(Objective)
From the entries below, copy every line where the string "data" appears.

-- Begin Supplied records --

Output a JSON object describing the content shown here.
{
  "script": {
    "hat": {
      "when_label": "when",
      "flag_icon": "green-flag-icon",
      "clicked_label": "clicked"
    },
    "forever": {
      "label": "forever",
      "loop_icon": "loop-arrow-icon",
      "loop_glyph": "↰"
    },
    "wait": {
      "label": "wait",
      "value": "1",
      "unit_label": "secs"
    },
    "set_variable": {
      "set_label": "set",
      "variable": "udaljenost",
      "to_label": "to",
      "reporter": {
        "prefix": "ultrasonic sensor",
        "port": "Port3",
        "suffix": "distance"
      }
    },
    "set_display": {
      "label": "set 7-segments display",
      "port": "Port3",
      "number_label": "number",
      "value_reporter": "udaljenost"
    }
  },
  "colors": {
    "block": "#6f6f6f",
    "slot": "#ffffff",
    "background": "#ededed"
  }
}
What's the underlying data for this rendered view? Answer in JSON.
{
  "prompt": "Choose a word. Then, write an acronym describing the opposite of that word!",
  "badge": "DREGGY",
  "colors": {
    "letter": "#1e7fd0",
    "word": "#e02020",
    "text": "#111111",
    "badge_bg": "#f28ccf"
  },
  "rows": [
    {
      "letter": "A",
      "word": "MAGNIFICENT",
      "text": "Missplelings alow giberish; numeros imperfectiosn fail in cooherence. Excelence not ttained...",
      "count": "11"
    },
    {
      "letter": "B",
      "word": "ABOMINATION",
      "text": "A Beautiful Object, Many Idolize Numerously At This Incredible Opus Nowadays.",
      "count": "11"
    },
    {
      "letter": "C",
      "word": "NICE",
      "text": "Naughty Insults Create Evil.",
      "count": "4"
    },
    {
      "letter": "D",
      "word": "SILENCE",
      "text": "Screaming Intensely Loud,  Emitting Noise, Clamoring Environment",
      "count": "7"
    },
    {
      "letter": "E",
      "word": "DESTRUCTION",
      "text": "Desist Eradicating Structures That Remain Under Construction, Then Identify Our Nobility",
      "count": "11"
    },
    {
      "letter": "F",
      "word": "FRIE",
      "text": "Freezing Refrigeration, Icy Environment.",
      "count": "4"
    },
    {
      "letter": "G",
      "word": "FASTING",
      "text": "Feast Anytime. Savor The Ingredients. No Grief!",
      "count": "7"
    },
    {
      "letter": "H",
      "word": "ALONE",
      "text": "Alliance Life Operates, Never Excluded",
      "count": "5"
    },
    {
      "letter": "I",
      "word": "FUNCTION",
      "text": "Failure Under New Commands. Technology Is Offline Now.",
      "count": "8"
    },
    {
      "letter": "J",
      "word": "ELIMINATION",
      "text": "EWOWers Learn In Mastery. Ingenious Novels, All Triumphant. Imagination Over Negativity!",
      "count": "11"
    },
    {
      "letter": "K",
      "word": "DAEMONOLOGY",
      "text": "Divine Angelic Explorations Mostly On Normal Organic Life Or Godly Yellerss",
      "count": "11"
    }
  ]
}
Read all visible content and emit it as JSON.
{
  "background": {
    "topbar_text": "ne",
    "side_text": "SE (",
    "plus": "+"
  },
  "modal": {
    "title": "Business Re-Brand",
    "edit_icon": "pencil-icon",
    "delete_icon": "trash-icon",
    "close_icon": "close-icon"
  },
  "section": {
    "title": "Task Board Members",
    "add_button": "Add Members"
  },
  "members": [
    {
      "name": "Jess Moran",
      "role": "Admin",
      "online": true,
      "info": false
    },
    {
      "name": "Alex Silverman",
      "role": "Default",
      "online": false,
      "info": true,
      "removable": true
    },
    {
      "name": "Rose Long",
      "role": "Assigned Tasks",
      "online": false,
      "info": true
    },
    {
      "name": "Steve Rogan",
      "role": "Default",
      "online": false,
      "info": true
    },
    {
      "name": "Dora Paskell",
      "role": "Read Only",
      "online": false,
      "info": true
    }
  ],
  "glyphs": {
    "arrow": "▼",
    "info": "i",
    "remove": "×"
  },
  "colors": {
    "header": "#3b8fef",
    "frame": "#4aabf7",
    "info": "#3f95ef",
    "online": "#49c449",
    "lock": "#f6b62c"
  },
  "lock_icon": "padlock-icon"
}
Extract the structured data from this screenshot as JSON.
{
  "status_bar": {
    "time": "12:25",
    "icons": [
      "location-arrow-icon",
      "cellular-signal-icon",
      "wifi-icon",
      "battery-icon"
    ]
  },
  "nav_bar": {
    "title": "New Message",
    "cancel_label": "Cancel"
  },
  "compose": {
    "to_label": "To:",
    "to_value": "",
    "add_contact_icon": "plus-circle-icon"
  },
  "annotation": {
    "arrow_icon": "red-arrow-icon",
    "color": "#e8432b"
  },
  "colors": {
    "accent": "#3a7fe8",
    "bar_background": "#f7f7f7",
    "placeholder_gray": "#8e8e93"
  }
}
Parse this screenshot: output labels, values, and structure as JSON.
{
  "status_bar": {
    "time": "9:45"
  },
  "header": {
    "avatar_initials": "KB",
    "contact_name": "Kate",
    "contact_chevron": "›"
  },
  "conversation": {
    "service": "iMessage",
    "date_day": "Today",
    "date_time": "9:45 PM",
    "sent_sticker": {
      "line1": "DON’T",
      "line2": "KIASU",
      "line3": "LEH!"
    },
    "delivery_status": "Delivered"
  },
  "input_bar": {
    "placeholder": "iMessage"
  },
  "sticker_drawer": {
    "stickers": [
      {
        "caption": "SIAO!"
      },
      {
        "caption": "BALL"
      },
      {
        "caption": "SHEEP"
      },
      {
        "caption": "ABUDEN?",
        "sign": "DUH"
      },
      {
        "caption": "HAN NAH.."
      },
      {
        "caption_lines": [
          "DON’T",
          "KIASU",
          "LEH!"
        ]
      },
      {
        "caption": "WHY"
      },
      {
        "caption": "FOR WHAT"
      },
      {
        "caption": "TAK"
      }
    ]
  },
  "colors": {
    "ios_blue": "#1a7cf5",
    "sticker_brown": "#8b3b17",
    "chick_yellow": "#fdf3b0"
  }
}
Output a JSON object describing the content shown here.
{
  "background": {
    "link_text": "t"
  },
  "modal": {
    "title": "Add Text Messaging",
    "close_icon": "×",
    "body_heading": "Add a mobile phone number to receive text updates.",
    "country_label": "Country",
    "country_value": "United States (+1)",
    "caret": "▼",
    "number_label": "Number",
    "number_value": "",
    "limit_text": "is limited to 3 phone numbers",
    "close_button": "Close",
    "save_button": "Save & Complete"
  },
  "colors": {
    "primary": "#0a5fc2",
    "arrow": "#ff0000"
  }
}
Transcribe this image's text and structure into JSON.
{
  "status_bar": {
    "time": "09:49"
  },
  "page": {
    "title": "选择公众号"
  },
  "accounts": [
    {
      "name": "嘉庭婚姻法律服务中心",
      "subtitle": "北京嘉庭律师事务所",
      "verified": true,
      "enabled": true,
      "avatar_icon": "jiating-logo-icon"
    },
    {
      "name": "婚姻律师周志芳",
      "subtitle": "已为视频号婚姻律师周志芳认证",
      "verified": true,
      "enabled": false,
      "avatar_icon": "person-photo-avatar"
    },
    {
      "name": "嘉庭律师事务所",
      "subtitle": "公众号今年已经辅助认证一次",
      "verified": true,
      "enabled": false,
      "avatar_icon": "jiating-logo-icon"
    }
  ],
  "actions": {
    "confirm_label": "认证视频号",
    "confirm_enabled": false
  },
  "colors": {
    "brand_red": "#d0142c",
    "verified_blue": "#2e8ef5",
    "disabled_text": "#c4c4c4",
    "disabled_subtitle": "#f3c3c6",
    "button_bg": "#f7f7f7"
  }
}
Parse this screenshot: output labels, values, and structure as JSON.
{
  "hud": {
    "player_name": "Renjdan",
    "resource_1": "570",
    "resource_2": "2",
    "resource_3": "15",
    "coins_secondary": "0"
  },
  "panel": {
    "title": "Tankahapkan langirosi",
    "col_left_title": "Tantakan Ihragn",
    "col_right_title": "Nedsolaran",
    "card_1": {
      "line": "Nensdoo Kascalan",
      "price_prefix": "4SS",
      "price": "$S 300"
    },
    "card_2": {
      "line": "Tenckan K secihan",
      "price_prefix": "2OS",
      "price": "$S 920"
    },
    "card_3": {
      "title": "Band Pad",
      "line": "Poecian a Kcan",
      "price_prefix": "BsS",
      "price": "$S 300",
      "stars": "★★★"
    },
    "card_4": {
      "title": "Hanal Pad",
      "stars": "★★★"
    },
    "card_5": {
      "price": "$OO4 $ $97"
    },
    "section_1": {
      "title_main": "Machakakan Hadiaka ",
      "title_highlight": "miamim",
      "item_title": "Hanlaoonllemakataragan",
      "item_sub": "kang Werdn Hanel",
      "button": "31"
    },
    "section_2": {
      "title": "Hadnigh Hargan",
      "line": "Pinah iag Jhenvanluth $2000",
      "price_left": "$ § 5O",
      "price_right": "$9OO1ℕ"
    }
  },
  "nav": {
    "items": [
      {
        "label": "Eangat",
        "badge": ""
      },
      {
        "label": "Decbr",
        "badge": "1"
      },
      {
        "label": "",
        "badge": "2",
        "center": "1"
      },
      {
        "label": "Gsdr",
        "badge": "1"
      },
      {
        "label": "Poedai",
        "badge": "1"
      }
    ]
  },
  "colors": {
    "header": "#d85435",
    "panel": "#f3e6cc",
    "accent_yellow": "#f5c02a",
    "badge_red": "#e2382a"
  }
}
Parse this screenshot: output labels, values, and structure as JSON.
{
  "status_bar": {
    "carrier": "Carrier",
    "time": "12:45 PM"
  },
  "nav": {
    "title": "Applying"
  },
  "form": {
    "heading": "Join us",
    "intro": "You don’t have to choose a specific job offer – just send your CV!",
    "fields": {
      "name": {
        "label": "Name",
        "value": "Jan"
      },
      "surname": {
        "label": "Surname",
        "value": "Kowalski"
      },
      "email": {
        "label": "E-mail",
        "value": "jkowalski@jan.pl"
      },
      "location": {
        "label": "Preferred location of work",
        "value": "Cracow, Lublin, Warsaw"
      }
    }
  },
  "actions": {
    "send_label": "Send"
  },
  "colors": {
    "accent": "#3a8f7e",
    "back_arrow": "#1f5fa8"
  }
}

-- End Supplied records --

(Solution to the exercise)
What's the underlying data for this rendered view? Answer in JSON.
Extract the structured data from this screenshot as JSON.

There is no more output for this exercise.